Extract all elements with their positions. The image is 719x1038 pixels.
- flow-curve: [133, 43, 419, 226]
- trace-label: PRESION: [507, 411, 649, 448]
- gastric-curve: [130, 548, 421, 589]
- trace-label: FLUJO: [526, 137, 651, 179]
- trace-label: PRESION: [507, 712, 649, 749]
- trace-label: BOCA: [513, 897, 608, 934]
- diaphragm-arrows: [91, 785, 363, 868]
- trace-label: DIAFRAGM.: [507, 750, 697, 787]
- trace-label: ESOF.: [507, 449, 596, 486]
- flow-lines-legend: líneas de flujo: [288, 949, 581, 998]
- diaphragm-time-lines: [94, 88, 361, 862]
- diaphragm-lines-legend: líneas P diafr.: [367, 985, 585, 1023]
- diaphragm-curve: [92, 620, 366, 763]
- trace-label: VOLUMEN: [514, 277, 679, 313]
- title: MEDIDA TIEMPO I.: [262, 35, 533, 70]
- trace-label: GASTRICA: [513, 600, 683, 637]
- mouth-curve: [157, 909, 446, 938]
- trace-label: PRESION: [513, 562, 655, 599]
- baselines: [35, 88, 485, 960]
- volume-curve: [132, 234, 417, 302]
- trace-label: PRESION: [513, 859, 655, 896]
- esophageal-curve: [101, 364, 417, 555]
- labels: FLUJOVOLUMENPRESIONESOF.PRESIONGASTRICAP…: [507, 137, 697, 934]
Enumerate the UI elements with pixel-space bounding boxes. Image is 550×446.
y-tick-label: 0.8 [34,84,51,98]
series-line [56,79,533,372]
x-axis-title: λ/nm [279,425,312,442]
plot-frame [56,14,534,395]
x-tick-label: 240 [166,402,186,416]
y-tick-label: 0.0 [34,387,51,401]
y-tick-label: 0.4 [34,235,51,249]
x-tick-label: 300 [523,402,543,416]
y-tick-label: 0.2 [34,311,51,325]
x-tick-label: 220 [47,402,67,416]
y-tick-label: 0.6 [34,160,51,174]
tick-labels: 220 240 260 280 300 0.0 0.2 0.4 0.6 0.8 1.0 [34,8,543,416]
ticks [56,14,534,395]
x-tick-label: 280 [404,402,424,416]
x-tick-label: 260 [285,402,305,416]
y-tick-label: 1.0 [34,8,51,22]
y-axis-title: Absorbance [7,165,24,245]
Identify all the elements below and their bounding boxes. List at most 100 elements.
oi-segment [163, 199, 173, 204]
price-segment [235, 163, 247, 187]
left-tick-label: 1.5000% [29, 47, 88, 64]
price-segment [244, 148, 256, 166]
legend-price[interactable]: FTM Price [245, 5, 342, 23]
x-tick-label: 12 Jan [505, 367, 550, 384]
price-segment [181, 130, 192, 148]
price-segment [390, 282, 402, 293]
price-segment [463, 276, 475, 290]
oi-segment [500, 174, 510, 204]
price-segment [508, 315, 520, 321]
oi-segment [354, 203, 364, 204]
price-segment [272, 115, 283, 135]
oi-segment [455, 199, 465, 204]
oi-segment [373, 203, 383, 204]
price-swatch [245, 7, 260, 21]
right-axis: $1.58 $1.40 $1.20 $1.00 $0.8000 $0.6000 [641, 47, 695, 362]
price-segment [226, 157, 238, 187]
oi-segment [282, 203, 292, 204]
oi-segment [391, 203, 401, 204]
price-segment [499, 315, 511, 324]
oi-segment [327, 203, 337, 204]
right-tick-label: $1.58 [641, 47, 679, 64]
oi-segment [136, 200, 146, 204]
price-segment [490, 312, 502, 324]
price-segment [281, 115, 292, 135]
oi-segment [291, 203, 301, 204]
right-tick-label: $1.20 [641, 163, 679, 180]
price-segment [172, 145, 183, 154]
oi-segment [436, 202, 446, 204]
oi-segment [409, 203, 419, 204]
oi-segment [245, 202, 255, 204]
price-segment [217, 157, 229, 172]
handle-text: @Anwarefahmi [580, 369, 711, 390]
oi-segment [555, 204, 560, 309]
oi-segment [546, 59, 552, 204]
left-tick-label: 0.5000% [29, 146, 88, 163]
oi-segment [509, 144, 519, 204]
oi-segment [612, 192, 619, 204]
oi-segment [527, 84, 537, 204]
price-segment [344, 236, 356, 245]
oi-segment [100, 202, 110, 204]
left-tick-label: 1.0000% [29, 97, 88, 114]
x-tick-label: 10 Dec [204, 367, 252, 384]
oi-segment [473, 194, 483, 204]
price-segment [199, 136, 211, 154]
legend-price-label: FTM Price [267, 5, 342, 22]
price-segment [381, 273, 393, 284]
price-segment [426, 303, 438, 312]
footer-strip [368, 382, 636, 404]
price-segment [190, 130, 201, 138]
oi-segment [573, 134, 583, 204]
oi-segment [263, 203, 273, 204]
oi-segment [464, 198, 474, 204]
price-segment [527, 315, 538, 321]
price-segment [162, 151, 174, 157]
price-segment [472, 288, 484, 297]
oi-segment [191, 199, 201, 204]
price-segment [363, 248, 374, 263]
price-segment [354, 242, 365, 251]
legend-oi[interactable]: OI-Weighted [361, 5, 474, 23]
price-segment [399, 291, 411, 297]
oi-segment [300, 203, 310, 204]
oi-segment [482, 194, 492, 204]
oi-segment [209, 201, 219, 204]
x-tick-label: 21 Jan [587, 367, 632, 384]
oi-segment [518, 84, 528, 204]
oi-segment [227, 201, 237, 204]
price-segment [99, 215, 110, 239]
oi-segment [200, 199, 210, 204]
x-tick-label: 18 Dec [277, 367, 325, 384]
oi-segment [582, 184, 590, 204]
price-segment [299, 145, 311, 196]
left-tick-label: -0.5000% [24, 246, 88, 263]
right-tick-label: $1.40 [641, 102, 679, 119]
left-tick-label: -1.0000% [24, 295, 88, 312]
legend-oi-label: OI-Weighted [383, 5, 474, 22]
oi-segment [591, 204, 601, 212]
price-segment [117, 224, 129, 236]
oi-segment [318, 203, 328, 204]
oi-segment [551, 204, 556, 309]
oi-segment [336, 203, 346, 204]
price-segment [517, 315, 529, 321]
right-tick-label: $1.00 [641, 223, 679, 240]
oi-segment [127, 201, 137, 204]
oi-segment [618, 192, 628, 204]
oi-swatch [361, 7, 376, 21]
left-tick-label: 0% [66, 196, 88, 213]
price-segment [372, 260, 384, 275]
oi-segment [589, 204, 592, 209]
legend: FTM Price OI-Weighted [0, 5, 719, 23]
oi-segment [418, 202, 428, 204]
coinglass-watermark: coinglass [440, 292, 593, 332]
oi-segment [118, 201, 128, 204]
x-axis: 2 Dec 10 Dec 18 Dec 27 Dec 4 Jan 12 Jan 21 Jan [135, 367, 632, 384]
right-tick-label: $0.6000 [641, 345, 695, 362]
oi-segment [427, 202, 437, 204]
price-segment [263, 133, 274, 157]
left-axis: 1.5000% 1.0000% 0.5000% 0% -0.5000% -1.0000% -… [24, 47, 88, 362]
=-=-=
§ **Task description**
Rewrite the entries from the very first line through the line containing "y-tick-label: 0.2 [34,311,51,325]", changing every "trace-label" to "curve-label" and leaving everything else unchanged.

§ **Answer to this task**
Extract all elements with their positions. The image is 719x1038 pixels.
- flow-curve: [133, 43, 419, 226]
- curve-label: PRESION: [507, 411, 649, 448]
- gastric-curve: [130, 548, 421, 589]
- curve-label: FLUJO: [526, 137, 651, 179]
- curve-label: PRESION: [507, 712, 649, 749]
- curve-label: BOCA: [513, 897, 608, 934]
- diaphragm-arrows: [91, 785, 363, 868]
- curve-label: DIAFRAGM.: [507, 750, 697, 787]
- curve-label: ESOF.: [507, 449, 596, 486]
- flow-lines-legend: líneas de flujo: [288, 949, 581, 998]
- diaphragm-time-lines: [94, 88, 361, 862]
- diaphragm-lines-legend: líneas P diafr.: [367, 985, 585, 1023]
- diaphragm-curve: [92, 620, 366, 763]
- curve-label: VOLUMEN: [514, 277, 679, 313]
- title: MEDIDA TIEMPO I.: [262, 35, 533, 70]
- curve-label: GASTRICA: [513, 600, 683, 637]
- mouth-curve: [157, 909, 446, 938]
- curve-label: PRESION: [513, 562, 655, 599]
- baselines: [35, 88, 485, 960]
- volume-curve: [132, 234, 417, 302]
- curve-label: PRESION: [513, 859, 655, 896]
- esophageal-curve: [101, 364, 417, 555]
- labels: FLUJOVOLUMENPRESIONESOF.PRESIONGASTRICAP…: [507, 137, 697, 934]
Enumerate the UI elements with pixel-space bounding boxes. Image is 550×446.
y-tick-label: 0.8 [34,84,51,98]
series-line [56,79,533,372]
x-axis-title: λ/nm [279,425,312,442]
plot-frame [56,14,534,395]
x-tick-label: 240 [166,402,186,416]
y-tick-label: 0.0 [34,387,51,401]
y-tick-label: 0.4 [34,235,51,249]
x-tick-label: 300 [523,402,543,416]
y-tick-label: 0.2 [34,311,51,325]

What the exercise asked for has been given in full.